§ **DATA TO PROCESS**:
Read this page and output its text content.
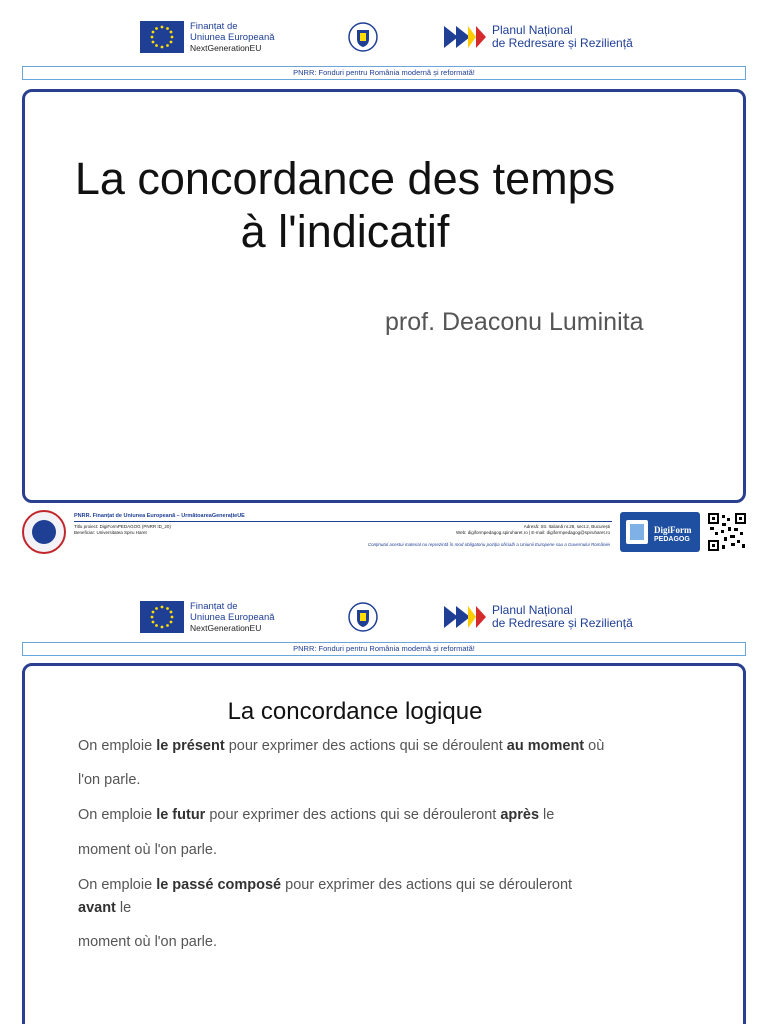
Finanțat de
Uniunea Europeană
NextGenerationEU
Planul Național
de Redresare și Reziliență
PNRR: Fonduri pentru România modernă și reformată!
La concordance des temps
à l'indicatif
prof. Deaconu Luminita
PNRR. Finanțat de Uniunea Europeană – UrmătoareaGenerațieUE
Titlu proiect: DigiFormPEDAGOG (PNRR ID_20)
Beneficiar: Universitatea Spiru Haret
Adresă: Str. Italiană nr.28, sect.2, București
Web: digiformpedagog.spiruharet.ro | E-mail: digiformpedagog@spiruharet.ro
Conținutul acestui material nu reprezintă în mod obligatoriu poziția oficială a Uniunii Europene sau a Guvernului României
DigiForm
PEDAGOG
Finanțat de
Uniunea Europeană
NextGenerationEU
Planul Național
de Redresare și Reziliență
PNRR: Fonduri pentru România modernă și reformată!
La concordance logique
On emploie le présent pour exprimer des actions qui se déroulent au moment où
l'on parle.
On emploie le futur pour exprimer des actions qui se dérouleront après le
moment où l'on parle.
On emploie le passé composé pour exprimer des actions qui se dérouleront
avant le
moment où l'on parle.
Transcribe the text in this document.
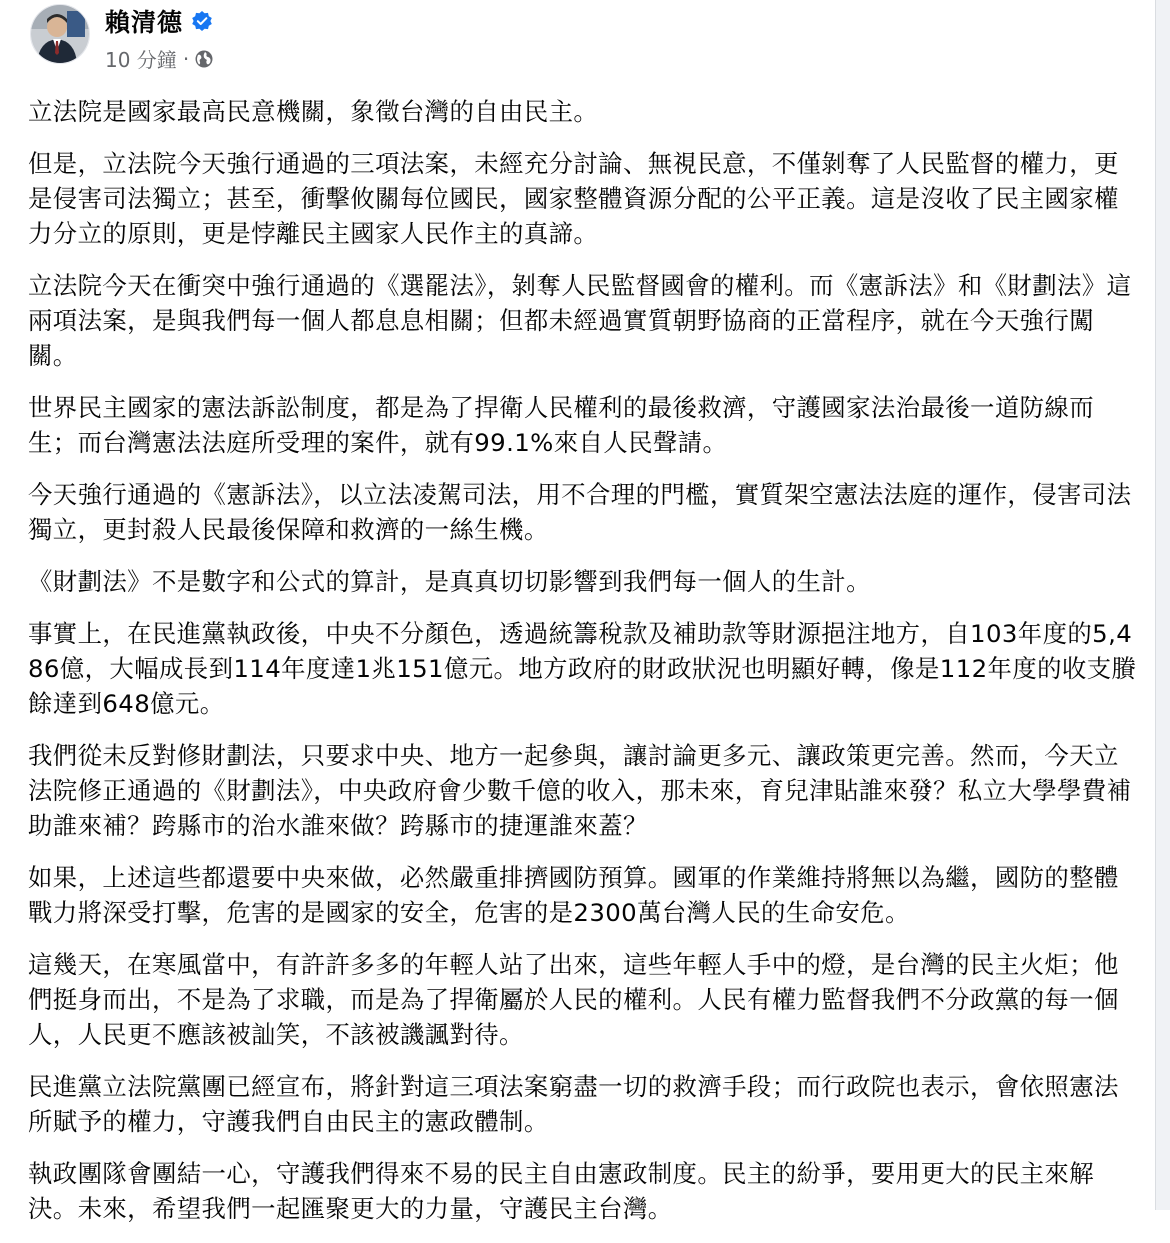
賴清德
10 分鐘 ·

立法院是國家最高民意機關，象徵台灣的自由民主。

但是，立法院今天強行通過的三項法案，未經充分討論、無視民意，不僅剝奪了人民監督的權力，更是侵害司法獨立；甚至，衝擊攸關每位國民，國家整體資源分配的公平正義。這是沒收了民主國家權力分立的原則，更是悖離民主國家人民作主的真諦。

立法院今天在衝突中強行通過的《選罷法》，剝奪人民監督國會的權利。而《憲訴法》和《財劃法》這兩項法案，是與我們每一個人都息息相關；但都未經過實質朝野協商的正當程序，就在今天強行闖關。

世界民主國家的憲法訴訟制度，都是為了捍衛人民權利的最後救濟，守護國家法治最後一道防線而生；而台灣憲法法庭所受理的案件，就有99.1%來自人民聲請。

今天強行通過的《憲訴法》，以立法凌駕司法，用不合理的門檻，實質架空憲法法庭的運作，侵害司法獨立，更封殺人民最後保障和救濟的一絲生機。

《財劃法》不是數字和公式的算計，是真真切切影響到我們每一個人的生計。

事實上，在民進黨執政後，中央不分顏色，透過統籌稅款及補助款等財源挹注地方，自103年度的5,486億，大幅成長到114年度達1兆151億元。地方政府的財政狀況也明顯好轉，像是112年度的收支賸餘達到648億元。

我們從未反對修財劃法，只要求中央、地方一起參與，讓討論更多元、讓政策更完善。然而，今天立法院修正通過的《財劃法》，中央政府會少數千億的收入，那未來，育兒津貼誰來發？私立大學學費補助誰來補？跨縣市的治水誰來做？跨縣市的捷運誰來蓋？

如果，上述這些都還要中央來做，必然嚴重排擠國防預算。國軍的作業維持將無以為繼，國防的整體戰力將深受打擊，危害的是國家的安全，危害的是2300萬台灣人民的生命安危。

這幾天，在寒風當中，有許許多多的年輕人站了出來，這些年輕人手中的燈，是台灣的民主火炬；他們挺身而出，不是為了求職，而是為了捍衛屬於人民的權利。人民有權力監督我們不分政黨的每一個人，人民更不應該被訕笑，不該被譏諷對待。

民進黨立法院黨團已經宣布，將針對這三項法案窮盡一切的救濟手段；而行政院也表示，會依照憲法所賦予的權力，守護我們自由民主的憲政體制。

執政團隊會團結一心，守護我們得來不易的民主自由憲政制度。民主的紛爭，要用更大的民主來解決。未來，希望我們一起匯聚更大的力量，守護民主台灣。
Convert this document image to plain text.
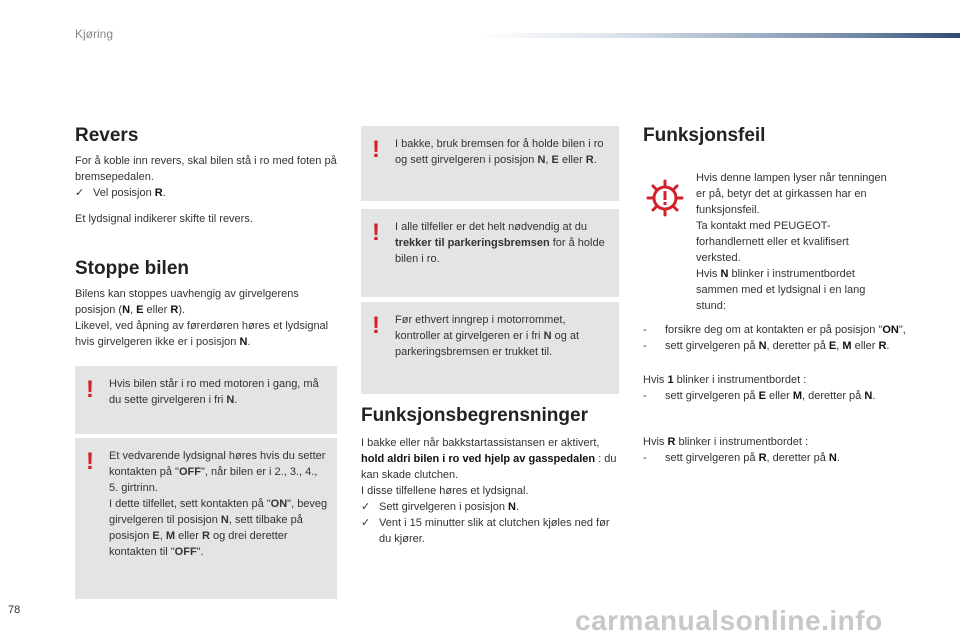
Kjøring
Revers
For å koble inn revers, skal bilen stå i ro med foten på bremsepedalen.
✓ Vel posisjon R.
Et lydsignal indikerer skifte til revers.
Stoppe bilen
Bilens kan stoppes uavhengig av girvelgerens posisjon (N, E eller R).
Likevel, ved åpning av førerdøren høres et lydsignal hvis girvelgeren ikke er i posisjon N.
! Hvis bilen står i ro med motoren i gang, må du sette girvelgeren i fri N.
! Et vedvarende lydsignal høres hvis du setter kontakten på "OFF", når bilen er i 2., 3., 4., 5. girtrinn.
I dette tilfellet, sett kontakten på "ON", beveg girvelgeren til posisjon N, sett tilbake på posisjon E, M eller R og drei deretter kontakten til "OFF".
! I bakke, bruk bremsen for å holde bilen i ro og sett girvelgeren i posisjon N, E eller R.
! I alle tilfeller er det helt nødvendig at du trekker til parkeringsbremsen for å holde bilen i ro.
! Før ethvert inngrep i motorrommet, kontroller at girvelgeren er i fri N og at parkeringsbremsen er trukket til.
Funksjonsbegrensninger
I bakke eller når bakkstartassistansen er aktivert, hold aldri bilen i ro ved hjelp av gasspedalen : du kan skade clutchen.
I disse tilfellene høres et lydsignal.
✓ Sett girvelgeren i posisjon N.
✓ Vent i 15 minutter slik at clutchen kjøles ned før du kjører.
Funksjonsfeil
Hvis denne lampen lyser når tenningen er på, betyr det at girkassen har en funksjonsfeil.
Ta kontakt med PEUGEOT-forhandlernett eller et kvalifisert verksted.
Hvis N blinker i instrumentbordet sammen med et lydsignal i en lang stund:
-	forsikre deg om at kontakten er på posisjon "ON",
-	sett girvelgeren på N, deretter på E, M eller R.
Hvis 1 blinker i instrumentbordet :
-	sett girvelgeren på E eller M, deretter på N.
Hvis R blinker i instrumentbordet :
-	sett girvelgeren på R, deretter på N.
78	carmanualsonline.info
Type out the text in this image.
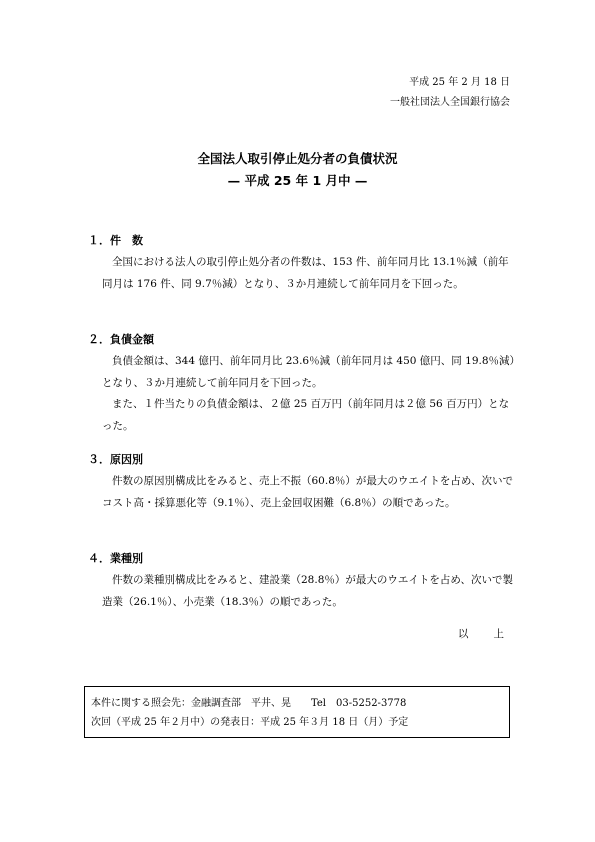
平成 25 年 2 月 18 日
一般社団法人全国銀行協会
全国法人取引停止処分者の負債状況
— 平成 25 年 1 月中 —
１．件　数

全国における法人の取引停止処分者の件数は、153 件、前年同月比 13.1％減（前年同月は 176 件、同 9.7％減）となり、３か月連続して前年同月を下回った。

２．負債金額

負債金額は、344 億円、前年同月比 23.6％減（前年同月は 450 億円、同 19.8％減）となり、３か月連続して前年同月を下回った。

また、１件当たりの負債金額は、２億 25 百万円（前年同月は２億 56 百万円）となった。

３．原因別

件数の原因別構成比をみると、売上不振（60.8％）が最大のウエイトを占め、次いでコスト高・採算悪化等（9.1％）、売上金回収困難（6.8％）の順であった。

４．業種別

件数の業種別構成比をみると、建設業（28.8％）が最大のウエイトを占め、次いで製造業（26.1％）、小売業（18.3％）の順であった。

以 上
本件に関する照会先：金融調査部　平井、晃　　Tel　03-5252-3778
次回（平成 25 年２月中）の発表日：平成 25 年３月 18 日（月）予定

§ **INSTRUCTIONS TO FOLLOW**:
Excluding the pictures, reproduce every entry exactly as given.

§ **THE ANSWER**:
Read this page and output its text content.
Finanțat de
Uniunea Europeană
NextGenerationEU
Planul Național
de Redresare și Reziliență
PNRR: Fonduri pentru România modernă și reformată!
La concordance des temps
à l'indicatif
prof. Deaconu Luminita
PNRR. Finanțat de Uniunea Europeană – UrmătoareaGenerațieUE
Titlu proiect: DigiFormPEDAGOG (PNRR ID_20)
Beneficiar: Universitatea Spiru Haret
Adresă: Str. Italiană nr.28, sect.2, București
Web: digiformpedagog.spiruharet.ro | E-mail: digiformpedagog@spiruharet.ro
Conținutul acestui material nu reprezintă în mod obligatoriu poziția oficială a Uniunii Europene sau a Guvernului României
DigiForm
PEDAGOG
Finanțat de
Uniunea Europeană
NextGenerationEU
Planul Național
de Redresare și Reziliență
PNRR: Fonduri pentru România modernă și reformată!
La concordance logique
On emploie le présent pour exprimer des actions qui se déroulent au moment où
l'on parle.
On emploie le futur pour exprimer des actions qui se dérouleront après le
moment où l'on parle.
On emploie le passé composé pour exprimer des actions qui se dérouleront
avant le
moment où l'on parle.
Transcribe the text in this document.
賴清德
10 分鐘 ·

立法院是國家最高民意機關，象徵台灣的自由民主。

但是，立法院今天強行通過的三項法案，未經充分討論、無視民意，不僅剝奪了人民監督的權力，更是侵害司法獨立；甚至，衝擊攸關每位國民，國家整體資源分配的公平正義。這是沒收了民主國家權力分立的原則，更是悖離民主國家人民作主的真諦。

立法院今天在衝突中強行通過的《選罷法》，剝奪人民監督國會的權利。而《憲訴法》和《財劃法》這兩項法案，是與我們每一個人都息息相關；但都未經過實質朝野協商的正當程序，就在今天強行闖關。

世界民主國家的憲法訴訟制度，都是為了捍衛人民權利的最後救濟，守護國家法治最後一道防線而生；而台灣憲法法庭所受理的案件，就有99.1%來自人民聲請。

今天強行通過的《憲訴法》，以立法凌駕司法，用不合理的門檻，實質架空憲法法庭的運作，侵害司法獨立，更封殺人民最後保障和救濟的一絲生機。

《財劃法》不是數字和公式的算計，是真真切切影響到我們每一個人的生計。

事實上，在民進黨執政後，中央不分顏色，透過統籌稅款及補助款等財源挹注地方，自103年度的5,486億，大幅成長到114年度達1兆151億元。地方政府的財政狀況也明顯好轉，像是112年度的收支賸餘達到648億元。

我們從未反對修財劃法，只要求中央、地方一起參與，讓討論更多元、讓政策更完善。然而，今天立法院修正通過的《財劃法》，中央政府會少數千億的收入，那未來，育兒津貼誰來發？私立大學學費補助誰來補？跨縣市的治水誰來做？跨縣市的捷運誰來蓋？

如果，上述這些都還要中央來做，必然嚴重排擠國防預算。國軍的作業維持將無以為繼，國防的整體戰力將深受打擊，危害的是國家的安全，危害的是2300萬台灣人民的生命安危。

這幾天，在寒風當中，有許許多多的年輕人站了出來，這些年輕人手中的燈，是台灣的民主火炬；他們挺身而出，不是為了求職，而是為了捍衛屬於人民的權利。人民有權力監督我們不分政黨的每一個人，人民更不應該被訕笑，不該被譏諷對待。

民進黨立法院黨團已經宣布，將針對這三項法案窮盡一切的救濟手段；而行政院也表示，會依照憲法所賦予的權力，守護我們自由民主的憲政體制。

執政團隊會團結一心，守護我們得來不易的民主自由憲政制度。民主的紛爭，要用更大的民主來解決。未來，希望我們一起匯聚更大的力量，守護民主台灣。
Convert this document image to plain text.
Kjøring
Revers
For å koble inn revers, skal bilen stå i ro med foten på bremsepedalen.
✓ Vel posisjon R.
Et lydsignal indikerer skifte til revers.
Stoppe bilen
Bilens kan stoppes uavhengig av girvelgerens posisjon (N, E eller R).
Likevel, ved åpning av førerdøren høres et lydsignal hvis girvelgeren ikke er i posisjon N.
! Hvis bilen står i ro med motoren i gang, må du sette girvelgeren i fri N.
! Et vedvarende lydsignal høres hvis du setter kontakten på "OFF", når bilen er i 2., 3., 4., 5. girtrinn.
I dette tilfellet, sett kontakten på "ON", beveg girvelgeren til posisjon N, sett tilbake på posisjon E, M eller R og drei deretter kontakten til "OFF".
! I bakke, bruk bremsen for å holde bilen i ro og sett girvelgeren i posisjon N, E eller R.
! I alle tilfeller er det helt nødvendig at du trekker til parkeringsbremsen for å holde bilen i ro.
! Før ethvert inngrep i motorrommet, kontroller at girvelgeren er i fri N og at parkeringsbremsen er trukket til.
Funksjonsbegrensninger
I bakke eller når bakkstartassistansen er aktivert, hold aldri bilen i ro ved hjelp av gasspedalen : du kan skade clutchen.
I disse tilfellene høres et lydsignal.
✓ Sett girvelgeren i posisjon N.
✓ Vent i 15 minutter slik at clutchen kjøles ned før du kjører.
Funksjonsfeil
Hvis denne lampen lyser når tenningen er på, betyr det at girkassen har en funksjonsfeil.
Ta kontakt med PEUGEOT-forhandlernett eller et kvalifisert verksted.
Hvis N blinker i instrumentbordet sammen med et lydsignal i en lang stund:
-	forsikre deg om at kontakten er på posisjon "ON",
-	sett girvelgeren på N, deretter på E, M eller R.
Hvis 1 blinker i instrumentbordet :
-	sett girvelgeren på E eller M, deretter på N.
Hvis R blinker i instrumentbordet :
-	sett girvelgeren på R, deretter på N.
78	carmanualsonline.info
Type out the text in this image.
平成 25 年 2 月 18 日
一般社団法人全国銀行協会
全国法人取引停止処分者の負債状況
— 平成 25 年 1 月中 —
１．件　数

全国における法人の取引停止処分者の件数は、153 件、前年同月比 13.1％減（前年同月は 176 件、同 9.7％減）となり、３か月連続して前年同月を下回った。

２．負債金額

負債金額は、344 億円、前年同月比 23.6％減（前年同月は 450 億円、同 19.8％減）となり、３か月連続して前年同月を下回った。

また、１件当たりの負債金額は、２億 25 百万円（前年同月は２億 56 百万円）となった。

３．原因別

件数の原因別構成比をみると、売上不振（60.8％）が最大のウエイトを占め、次いでコスト高・採算悪化等（9.1％）、売上金回収困難（6.8％）の順であった。

４．業種別

件数の業種別構成比をみると、建設業（28.8％）が最大のウエイトを占め、次いで製造業（26.1％）、小売業（18.3％）の順であった。

以 上
本件に関する照会先：金融調査部　平井、晃　　Tel　03-5252-3778
次回（平成 25 年２月中）の発表日：平成 25 年３月 18 日（月）予定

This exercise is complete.